Agricultural policy reform and institutionalmodernization
Structural reforms and national development plans
Implementing structural reforms to align the agricultural sector with broader national economic goals: Indonesia is positioning agriculture as a driver of long-term economic transformation in its RPJMN 2025–2029. Thailand is fundamentally changing its agricultural extension model, transitioning from a “giver” to a “co-developer.” Indonesia’s census shows aging farmers and growth of smallholders. Malaysia and others respond with youth-oriented programs and corporate farming concepts.
Modernizing governance and farmer support systems
China’s resource allocation for rural revitalization, Indonesia’s cooperative / corporatization models, Korea’s 4th basic plan for dietary education and Taiwan’s community-based approaches all highlight cooperatives, governance reforms, and integrated planning.
Markets, trade systems and logistics
Export strategies for niche products
Taiwan’s duck egg export upgrade (welfare standards, certifications), Myanmar’s export rice varieties, Taiwan’s halal industry, Philippine Nypa cookies, sea grapes in Thailand and indigenous chicken meat in Myanmar demonstrate efforts to move into higher-value chain innovation and niche markets using local or indigenous resources. Vitenam’s 50-years agricultural success is attributed to its strong focus on export competitiveness.
Tariffs, SEZs and regional hubs
US Reciprocal Tariff impacts, Johor–Singapore special economic zone (SEZ), and Thailand’s logistics hub strategy for ASEAN show how countries manage tariffs, SEZs, and cross-border logistics to stabilize and expand agri-food trade. Myanmar, utilizing contract farming for certified rice, demonstrated strong benefit-cost ratios.

(Stored data)
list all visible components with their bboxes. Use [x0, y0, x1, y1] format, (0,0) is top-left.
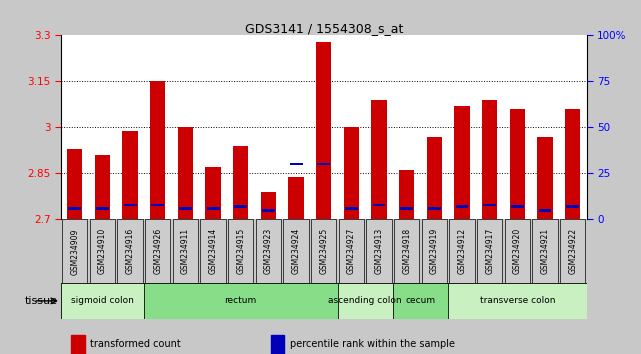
Bar — [67, 149, 82, 219]
FancyBboxPatch shape — [338, 219, 364, 283]
Bar — [178, 127, 193, 219]
FancyBboxPatch shape — [62, 219, 87, 283]
Text: ascending colon: ascending colon — [328, 296, 402, 306]
Text: GSM234923: GSM234923 — [264, 228, 273, 274]
Text: GSM234917: GSM234917 — [485, 228, 494, 274]
Bar — [371, 100, 387, 219]
Text: GSM234914: GSM234914 — [208, 228, 217, 274]
Bar — [122, 131, 138, 219]
Bar — [482, 100, 497, 219]
FancyBboxPatch shape — [393, 283, 448, 319]
FancyBboxPatch shape — [61, 283, 144, 319]
Text: GSM234922: GSM234922 — [568, 228, 577, 274]
FancyBboxPatch shape — [144, 283, 338, 319]
Bar — [400, 207, 413, 210]
FancyBboxPatch shape — [449, 219, 475, 283]
Bar — [454, 106, 470, 219]
FancyBboxPatch shape — [448, 283, 587, 319]
Text: GSM234913: GSM234913 — [374, 228, 383, 274]
Bar — [95, 155, 110, 219]
Bar — [150, 81, 165, 219]
FancyBboxPatch shape — [504, 219, 530, 283]
Bar — [428, 207, 441, 210]
Bar — [372, 204, 385, 206]
Text: GSM234911: GSM234911 — [181, 228, 190, 274]
Text: percentile rank within the sample: percentile rank within the sample — [290, 339, 454, 349]
Text: sigmoid colon: sigmoid colon — [71, 296, 134, 306]
FancyBboxPatch shape — [283, 219, 309, 283]
Bar — [456, 205, 469, 208]
Bar — [399, 170, 414, 219]
Text: GSM234909: GSM234909 — [71, 228, 79, 275]
Bar — [317, 163, 330, 165]
FancyBboxPatch shape — [366, 219, 392, 283]
Text: GSM234919: GSM234919 — [430, 228, 439, 274]
Bar — [316, 41, 331, 219]
FancyBboxPatch shape — [201, 219, 226, 283]
Bar — [537, 137, 553, 219]
FancyBboxPatch shape — [172, 219, 198, 283]
Text: transformed count: transformed count — [90, 339, 181, 349]
Text: GSM234921: GSM234921 — [540, 228, 549, 274]
Text: rectum: rectum — [224, 296, 257, 306]
Bar — [566, 205, 579, 208]
FancyBboxPatch shape — [311, 219, 337, 283]
Bar — [205, 167, 221, 219]
FancyBboxPatch shape — [256, 219, 281, 283]
Bar — [71, 335, 85, 354]
Text: GSM234927: GSM234927 — [347, 228, 356, 274]
FancyBboxPatch shape — [145, 219, 171, 283]
FancyBboxPatch shape — [477, 219, 503, 283]
FancyBboxPatch shape — [338, 283, 393, 319]
FancyBboxPatch shape — [228, 219, 253, 283]
Bar — [510, 109, 525, 219]
Text: GSM234916: GSM234916 — [126, 228, 135, 274]
Bar — [511, 205, 524, 208]
FancyBboxPatch shape — [532, 219, 558, 283]
FancyBboxPatch shape — [394, 219, 419, 283]
Bar — [96, 207, 109, 210]
Bar — [151, 204, 164, 206]
Bar — [124, 204, 137, 206]
Bar — [261, 192, 276, 219]
Bar — [290, 163, 303, 165]
Text: GSM234918: GSM234918 — [402, 228, 411, 274]
Text: GSM234924: GSM234924 — [292, 228, 301, 274]
Bar — [206, 207, 219, 210]
Bar — [262, 209, 275, 211]
FancyBboxPatch shape — [90, 219, 115, 283]
Bar — [288, 177, 304, 219]
FancyBboxPatch shape — [560, 219, 585, 283]
Bar — [179, 207, 192, 210]
Bar — [538, 209, 551, 211]
Bar — [565, 109, 580, 219]
Text: cecum: cecum — [406, 296, 436, 306]
Bar — [344, 127, 359, 219]
Bar — [345, 207, 358, 210]
Text: GSM234915: GSM234915 — [237, 228, 246, 274]
Text: GSM234912: GSM234912 — [458, 228, 467, 274]
Text: GSM234926: GSM234926 — [153, 228, 162, 274]
Text: tissue: tissue — [25, 296, 58, 306]
Bar — [483, 204, 496, 206]
Text: GSM234925: GSM234925 — [319, 228, 328, 274]
FancyBboxPatch shape — [117, 219, 143, 283]
Text: GSM234910: GSM234910 — [98, 228, 107, 274]
FancyBboxPatch shape — [422, 219, 447, 283]
Text: transverse colon: transverse colon — [479, 296, 555, 306]
Bar — [271, 335, 285, 354]
Text: GSM234920: GSM234920 — [513, 228, 522, 274]
Bar — [427, 137, 442, 219]
Bar — [234, 205, 247, 208]
Bar — [68, 207, 81, 210]
Text: GDS3141 / 1554308_s_at: GDS3141 / 1554308_s_at — [244, 22, 403, 35]
Bar — [233, 146, 248, 219]
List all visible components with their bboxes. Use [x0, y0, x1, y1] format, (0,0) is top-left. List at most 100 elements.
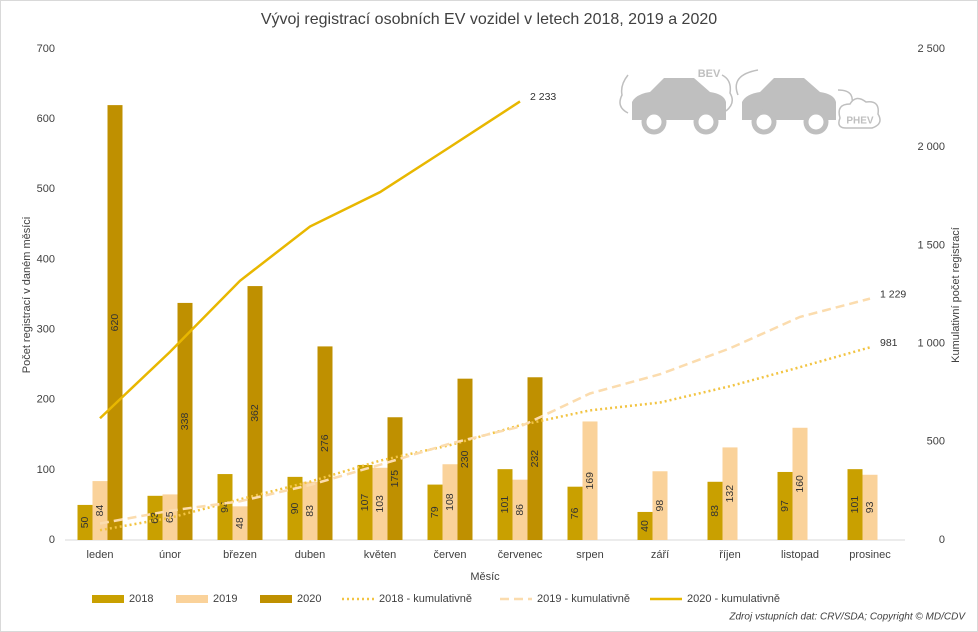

* Problems to solve *
A – Translate this sentence from the excerpt on Asian agricultural policy into Spanish: "Indonesia's census shows aging farmers and growth of smallholders."
B – In the excerpt on Asian agricultural policy, begin at the words "Tariffs, SEZs and" and stop after "strong benefit-cost ratios.". Write out that part again, substituting "trade gateway strategy" for "logistics hub strategy".

* Answers for the exercise *
A – El censo de Indonesia muestra el envejecimiento de los agricultores y el crecimiento de los pequeños productores.

B –
Tariffs, SEZs and regional hubs
US Reciprocal Tariff impacts, Johor–Singapore special economic zone (SEZ), and Thailand’s trade gateway strategy for ASEAN show how countries manage tariffs, SEZs, and cross-border logistics to stabilize and expand agri-food trade. Myanmar, utilizing contract farming for certified rice, demonstrated strong benefit-cost ratios.